### WHAT IS REQUIRED
Rewrite everything from the first of the entries down to the line containing "legend-label: No, I still", swapping "data-label" for "value-label" and leaving the rest unchanged.

### Data items

——

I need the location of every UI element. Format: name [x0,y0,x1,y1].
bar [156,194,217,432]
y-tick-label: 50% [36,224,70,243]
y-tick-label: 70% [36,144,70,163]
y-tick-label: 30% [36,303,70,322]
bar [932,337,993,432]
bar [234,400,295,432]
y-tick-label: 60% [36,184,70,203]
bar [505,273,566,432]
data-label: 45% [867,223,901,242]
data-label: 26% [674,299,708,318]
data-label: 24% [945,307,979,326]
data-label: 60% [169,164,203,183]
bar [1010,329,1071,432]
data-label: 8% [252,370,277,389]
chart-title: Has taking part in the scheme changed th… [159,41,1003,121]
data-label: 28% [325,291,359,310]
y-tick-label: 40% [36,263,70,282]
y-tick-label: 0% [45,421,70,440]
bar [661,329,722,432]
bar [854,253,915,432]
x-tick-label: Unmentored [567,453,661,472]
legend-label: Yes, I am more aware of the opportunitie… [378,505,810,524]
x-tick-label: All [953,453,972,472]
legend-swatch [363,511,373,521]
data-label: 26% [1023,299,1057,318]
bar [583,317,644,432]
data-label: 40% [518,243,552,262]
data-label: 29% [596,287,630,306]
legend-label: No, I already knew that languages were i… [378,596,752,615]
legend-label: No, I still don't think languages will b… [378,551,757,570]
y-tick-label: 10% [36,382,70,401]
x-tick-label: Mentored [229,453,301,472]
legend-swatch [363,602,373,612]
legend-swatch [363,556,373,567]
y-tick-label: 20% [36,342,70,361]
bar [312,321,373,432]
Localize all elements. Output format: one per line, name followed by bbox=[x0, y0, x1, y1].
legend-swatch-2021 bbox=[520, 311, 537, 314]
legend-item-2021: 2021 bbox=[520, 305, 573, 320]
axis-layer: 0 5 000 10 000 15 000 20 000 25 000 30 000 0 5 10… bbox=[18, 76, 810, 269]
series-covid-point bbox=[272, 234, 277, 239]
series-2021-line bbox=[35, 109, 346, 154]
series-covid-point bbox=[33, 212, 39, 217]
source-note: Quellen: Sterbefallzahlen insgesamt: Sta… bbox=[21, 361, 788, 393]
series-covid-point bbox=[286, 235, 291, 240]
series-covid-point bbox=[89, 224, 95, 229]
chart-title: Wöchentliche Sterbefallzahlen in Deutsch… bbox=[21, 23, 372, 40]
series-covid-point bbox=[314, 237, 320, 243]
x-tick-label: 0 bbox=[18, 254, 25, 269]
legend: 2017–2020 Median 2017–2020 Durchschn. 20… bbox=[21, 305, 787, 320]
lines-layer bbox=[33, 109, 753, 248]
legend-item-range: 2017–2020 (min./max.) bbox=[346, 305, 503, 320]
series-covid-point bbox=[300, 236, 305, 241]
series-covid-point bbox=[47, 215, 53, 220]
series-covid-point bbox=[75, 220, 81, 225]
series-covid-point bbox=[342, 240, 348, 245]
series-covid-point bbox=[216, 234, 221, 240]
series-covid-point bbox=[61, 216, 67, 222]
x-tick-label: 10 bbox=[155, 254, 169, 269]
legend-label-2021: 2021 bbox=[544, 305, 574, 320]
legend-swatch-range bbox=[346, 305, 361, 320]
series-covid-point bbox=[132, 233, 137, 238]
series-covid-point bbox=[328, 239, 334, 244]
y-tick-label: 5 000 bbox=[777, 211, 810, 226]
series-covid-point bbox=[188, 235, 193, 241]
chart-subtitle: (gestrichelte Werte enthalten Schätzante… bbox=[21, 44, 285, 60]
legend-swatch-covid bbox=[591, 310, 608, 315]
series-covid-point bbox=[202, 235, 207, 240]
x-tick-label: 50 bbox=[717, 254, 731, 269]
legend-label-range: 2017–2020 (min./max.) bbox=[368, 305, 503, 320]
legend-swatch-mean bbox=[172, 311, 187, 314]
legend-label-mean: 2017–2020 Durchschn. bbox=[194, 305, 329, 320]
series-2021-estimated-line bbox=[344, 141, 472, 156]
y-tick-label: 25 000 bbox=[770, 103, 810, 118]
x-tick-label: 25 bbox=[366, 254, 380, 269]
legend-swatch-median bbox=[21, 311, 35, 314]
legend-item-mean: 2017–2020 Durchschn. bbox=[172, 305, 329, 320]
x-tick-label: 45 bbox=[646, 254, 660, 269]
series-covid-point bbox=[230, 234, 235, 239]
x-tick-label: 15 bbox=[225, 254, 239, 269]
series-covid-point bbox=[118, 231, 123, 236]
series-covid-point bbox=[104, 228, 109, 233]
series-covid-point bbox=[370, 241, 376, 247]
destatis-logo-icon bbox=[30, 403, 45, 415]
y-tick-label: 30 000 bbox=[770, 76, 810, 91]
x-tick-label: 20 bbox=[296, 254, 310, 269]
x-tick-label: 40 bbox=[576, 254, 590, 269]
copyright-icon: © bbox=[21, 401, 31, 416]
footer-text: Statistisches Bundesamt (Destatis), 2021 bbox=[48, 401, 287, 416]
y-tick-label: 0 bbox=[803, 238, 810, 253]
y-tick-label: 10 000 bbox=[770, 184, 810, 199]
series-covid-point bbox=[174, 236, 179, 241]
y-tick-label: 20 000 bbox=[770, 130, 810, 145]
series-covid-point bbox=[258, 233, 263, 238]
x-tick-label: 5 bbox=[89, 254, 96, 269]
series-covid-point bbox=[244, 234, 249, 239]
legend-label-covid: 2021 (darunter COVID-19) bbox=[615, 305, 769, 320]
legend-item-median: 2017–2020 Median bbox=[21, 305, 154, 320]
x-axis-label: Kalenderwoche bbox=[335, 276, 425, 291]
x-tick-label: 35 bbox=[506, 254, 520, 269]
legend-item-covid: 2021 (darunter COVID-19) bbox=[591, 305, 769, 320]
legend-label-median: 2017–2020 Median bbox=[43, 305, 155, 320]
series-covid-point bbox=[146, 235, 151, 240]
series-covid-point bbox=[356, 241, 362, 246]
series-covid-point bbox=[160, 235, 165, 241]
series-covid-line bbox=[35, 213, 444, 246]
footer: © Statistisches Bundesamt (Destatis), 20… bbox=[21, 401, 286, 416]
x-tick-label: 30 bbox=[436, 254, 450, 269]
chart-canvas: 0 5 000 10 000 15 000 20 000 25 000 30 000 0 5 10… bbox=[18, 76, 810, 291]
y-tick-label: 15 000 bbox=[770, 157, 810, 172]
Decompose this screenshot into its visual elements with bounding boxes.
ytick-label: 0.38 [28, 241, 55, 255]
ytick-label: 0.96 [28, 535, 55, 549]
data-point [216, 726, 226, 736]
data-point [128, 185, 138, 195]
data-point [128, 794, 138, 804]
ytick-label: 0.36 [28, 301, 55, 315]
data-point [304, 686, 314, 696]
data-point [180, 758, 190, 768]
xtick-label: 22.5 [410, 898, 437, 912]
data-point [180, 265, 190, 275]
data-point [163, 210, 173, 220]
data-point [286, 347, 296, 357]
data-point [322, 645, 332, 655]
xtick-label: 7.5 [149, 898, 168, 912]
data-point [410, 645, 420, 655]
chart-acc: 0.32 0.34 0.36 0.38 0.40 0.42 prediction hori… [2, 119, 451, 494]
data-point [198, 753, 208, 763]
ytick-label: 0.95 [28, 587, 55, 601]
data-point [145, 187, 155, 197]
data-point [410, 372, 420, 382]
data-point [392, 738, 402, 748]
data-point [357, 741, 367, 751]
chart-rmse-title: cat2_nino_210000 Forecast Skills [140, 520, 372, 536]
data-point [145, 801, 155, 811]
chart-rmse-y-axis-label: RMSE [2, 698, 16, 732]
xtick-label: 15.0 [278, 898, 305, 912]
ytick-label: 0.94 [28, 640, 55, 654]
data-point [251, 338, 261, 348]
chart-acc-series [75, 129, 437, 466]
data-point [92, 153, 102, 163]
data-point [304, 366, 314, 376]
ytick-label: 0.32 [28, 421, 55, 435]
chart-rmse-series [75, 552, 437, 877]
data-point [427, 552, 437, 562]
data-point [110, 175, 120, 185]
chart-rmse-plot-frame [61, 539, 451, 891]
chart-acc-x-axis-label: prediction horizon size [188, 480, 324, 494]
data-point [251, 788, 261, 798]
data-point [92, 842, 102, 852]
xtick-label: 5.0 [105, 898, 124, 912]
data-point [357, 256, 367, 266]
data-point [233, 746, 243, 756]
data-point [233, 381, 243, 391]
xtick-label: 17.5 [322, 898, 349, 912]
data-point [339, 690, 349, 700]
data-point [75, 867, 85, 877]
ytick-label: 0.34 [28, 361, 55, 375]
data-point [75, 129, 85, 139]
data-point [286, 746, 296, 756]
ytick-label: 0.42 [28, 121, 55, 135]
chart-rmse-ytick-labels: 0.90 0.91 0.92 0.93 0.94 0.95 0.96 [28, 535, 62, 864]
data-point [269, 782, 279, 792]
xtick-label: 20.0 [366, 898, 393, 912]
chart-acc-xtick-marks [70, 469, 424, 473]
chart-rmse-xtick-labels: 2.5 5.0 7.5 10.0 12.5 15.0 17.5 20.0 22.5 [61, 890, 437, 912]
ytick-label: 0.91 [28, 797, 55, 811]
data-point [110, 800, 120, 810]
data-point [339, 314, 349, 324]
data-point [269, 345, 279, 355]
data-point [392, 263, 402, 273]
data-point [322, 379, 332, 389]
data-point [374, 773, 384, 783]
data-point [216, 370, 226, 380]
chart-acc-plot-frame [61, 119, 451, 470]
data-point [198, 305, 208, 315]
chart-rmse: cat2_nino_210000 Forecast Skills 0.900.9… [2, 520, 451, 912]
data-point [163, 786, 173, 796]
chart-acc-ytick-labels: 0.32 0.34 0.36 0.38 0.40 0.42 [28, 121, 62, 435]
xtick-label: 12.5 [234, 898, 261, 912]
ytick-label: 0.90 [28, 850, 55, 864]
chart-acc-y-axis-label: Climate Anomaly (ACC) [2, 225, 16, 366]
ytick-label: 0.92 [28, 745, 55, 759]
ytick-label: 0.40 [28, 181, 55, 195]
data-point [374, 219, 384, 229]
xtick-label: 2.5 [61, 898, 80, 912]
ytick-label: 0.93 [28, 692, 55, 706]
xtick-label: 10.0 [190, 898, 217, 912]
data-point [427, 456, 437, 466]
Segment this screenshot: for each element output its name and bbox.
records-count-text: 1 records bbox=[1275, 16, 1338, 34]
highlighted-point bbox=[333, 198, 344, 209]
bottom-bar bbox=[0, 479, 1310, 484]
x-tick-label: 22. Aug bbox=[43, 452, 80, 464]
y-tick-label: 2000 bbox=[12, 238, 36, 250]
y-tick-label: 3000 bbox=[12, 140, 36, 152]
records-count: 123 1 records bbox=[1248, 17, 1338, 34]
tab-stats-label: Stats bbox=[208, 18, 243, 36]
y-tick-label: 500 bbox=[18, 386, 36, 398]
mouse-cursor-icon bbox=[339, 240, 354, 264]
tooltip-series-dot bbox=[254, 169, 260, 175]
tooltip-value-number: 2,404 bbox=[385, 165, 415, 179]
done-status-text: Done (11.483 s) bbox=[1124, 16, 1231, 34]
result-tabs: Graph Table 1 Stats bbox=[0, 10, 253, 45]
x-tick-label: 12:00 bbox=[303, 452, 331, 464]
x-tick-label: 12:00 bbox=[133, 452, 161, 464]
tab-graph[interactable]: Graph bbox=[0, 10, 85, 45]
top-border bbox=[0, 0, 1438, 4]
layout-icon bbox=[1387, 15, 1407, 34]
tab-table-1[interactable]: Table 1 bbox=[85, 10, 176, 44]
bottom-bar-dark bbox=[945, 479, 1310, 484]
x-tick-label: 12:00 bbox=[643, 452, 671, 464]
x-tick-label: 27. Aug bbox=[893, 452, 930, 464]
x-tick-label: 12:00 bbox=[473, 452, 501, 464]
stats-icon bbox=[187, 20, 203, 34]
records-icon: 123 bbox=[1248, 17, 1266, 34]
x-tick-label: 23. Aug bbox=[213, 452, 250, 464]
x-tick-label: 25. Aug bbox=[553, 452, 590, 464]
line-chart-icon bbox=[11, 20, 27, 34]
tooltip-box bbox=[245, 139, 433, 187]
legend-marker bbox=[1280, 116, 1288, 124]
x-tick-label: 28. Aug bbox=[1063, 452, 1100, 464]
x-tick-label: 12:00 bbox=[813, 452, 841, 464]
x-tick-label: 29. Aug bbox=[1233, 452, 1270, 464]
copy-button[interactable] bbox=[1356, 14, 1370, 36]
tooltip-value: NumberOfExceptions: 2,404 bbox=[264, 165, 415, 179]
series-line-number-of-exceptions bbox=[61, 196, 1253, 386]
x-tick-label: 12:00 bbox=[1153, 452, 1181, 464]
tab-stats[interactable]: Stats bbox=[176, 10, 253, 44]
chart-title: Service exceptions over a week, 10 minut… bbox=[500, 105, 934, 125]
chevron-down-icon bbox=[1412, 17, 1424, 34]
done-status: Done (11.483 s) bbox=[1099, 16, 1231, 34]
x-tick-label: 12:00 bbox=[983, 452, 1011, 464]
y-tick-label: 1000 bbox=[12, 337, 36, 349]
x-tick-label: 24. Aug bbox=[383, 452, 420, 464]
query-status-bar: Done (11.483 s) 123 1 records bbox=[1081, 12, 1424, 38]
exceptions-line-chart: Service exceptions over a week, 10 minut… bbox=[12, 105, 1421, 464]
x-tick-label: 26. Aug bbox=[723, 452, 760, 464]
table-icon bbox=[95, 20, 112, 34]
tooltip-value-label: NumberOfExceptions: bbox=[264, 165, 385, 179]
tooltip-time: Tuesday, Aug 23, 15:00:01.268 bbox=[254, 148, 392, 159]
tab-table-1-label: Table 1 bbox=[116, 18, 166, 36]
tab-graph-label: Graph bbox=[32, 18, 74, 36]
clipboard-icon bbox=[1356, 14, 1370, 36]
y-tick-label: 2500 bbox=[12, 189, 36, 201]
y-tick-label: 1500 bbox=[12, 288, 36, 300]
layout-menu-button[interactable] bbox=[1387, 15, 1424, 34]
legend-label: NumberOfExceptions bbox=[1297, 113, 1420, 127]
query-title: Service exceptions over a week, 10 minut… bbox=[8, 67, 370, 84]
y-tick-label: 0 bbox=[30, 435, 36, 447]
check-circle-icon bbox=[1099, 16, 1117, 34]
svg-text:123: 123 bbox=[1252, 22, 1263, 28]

——

### ANSWER BELOW
I need the location of every UI element. Format: name [x0,y0,x1,y1].
bar [156,194,217,432]
y-tick-label: 50% [36,224,70,243]
y-tick-label: 70% [36,144,70,163]
y-tick-label: 30% [36,303,70,322]
bar [932,337,993,432]
bar [234,400,295,432]
y-tick-label: 60% [36,184,70,203]
bar [505,273,566,432]
value-label: 45% [867,223,901,242]
value-label: 26% [674,299,708,318]
value-label: 24% [945,307,979,326]
value-label: 60% [169,164,203,183]
bar [1010,329,1071,432]
value-label: 8% [252,370,277,389]
chart-title: Has taking part in the scheme changed th… [159,41,1003,121]
value-label: 28% [325,291,359,310]
y-tick-label: 40% [36,263,70,282]
y-tick-label: 0% [45,421,70,440]
bar [661,329,722,432]
bar [854,253,915,432]
x-tick-label: Unmentored [567,453,661,472]
legend-label: Yes, I am more aware of the opportunitie… [378,505,810,524]
x-tick-label: All [953,453,972,472]
legend-swatch [363,511,373,521]
value-label: 26% [1023,299,1057,318]
bar [583,317,644,432]
value-label: 40% [518,243,552,262]
value-label: 29% [596,287,630,306]
legend-label: No, I already knew that languages were i… [378,596,752,615]
legend-label: No, I still don't think languages will b… [378,551,757,570]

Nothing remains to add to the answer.